■ **Required action**: According to the text on genetic correlations between clinical lipids and lipid species, what was the median genetic correlation with HDL-C within the PC(P) class?

■ **Text provided**:
.....
Strong positive genetic correlations between the clinical measure of triglycerides and the mass spectrometric measure of TG and DG lipid classes were similar to those identified previously (20, 21). In addition, we also observed a novel strong positive genetic correlation between the clinical lipid triglycerides and phosphatidylglycerol (PG) species (rg: 0.64–0.82). A novel strong positive genetic correlation was also observed between HDL-C and species within the PC(P) class. Interestingly, HDL-C showed stronger positive correlations with lipid classes containing ether (O) or vinyl-ether (P) bonds. Genetic correlations between the less unsaturated/shorter chain species and HDL-C were stronger than those with the highly unsaturated species. For example, the median genetic correlation with HDL-C within the PC(P) class was 0.57, compared with 0.46 in the PC(O) class and 0.42 in the PC class. Similarly, the median genetic correlation with HDL-C within the alkenylphosphatidylethanolamine [PE(P)] class was 0.45, compared with 0.43 in the PE(O) class and 0.17 in the PE class. We also observed marked differences in genetic correlations between lipids in the phospholipid classes, PC and SM. For example, the median genetic correlation between LDL-C and lipid species in the SM class was 0.47 (range: 0.30–0.67), compared with 0.27 (range: 0.14–0.63) in the PC class; the significant genetic correlations were always positive. However, 96% (25/26) of significant genetic correlations between lipids in the SM class and triglycerides were negative, while only 35% (6/17) of significant genetic correlations between PC lipids and triglycerides were negative. This is interesting as structurally these lipid classes are similar, in that they both contain a phosphorylcholine head group. However, unlike the SMs that contain only saturated and monounsaturated acyl chains, the PCs contain many species of polyunsaturated acyl chains and it appears that these species may drive the positive association with triglycerides.
.....
■ **Items from a dataset**:
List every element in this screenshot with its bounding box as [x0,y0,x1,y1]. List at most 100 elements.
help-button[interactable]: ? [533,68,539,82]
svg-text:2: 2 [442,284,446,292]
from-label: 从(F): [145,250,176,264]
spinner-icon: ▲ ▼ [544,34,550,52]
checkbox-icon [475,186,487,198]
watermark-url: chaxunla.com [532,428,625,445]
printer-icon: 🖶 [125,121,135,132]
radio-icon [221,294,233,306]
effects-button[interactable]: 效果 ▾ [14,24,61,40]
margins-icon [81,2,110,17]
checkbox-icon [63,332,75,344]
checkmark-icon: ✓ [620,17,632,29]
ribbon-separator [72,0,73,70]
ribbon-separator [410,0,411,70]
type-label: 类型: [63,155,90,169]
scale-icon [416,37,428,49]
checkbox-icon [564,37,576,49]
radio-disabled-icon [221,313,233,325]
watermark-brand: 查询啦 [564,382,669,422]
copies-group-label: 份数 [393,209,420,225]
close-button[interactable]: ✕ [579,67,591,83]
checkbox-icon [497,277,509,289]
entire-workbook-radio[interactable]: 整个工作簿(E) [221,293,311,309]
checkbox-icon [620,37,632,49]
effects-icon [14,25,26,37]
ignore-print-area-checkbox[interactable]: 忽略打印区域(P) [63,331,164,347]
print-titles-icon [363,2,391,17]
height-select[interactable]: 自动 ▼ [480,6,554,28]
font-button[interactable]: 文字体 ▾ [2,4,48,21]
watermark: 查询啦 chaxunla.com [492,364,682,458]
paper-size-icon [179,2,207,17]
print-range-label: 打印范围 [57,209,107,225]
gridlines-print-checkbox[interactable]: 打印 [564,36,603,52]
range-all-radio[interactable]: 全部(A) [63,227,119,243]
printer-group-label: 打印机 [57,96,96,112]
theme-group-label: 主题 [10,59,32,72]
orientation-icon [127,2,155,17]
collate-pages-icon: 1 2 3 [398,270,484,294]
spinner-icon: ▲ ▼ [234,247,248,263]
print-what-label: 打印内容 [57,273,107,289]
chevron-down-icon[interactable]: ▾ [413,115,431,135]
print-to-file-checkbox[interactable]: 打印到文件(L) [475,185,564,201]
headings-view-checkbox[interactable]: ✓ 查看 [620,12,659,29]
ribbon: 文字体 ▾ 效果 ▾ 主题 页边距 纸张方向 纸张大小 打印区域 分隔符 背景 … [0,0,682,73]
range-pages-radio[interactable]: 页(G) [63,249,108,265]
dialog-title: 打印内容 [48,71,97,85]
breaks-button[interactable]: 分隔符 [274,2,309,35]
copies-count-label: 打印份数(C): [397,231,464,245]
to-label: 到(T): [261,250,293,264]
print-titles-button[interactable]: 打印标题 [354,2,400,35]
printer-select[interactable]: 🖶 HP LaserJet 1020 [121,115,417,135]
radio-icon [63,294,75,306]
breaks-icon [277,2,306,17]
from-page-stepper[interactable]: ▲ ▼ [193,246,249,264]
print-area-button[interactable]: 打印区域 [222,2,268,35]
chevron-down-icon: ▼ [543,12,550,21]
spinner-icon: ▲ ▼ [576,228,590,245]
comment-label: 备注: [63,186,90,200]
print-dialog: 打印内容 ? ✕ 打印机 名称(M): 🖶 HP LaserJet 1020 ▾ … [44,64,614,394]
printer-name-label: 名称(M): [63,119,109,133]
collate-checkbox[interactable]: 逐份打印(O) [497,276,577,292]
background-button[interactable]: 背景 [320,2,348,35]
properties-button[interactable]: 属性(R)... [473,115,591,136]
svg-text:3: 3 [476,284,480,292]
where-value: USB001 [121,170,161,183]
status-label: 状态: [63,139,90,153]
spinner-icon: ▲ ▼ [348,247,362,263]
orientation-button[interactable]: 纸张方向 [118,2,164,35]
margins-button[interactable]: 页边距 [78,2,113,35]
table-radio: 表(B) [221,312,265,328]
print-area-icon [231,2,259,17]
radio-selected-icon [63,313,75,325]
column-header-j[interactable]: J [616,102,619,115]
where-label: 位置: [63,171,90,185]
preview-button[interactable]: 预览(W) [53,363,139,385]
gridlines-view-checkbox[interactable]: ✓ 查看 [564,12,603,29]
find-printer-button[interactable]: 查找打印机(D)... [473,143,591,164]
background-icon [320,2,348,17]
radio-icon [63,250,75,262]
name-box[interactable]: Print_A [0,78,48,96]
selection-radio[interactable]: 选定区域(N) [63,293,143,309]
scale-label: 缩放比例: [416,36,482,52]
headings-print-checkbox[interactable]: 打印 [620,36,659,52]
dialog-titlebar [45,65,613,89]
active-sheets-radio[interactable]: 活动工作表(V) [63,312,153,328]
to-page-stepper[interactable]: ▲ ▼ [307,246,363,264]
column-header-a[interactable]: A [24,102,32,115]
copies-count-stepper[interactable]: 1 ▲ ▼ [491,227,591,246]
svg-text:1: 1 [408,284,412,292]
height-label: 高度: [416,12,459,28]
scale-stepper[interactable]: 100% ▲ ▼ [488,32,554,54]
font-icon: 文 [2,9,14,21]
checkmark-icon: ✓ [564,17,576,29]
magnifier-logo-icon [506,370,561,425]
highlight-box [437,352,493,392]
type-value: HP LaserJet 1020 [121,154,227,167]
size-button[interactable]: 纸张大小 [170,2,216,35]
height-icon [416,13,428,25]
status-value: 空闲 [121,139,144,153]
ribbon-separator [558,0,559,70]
.....
■ **Response area**: 0.57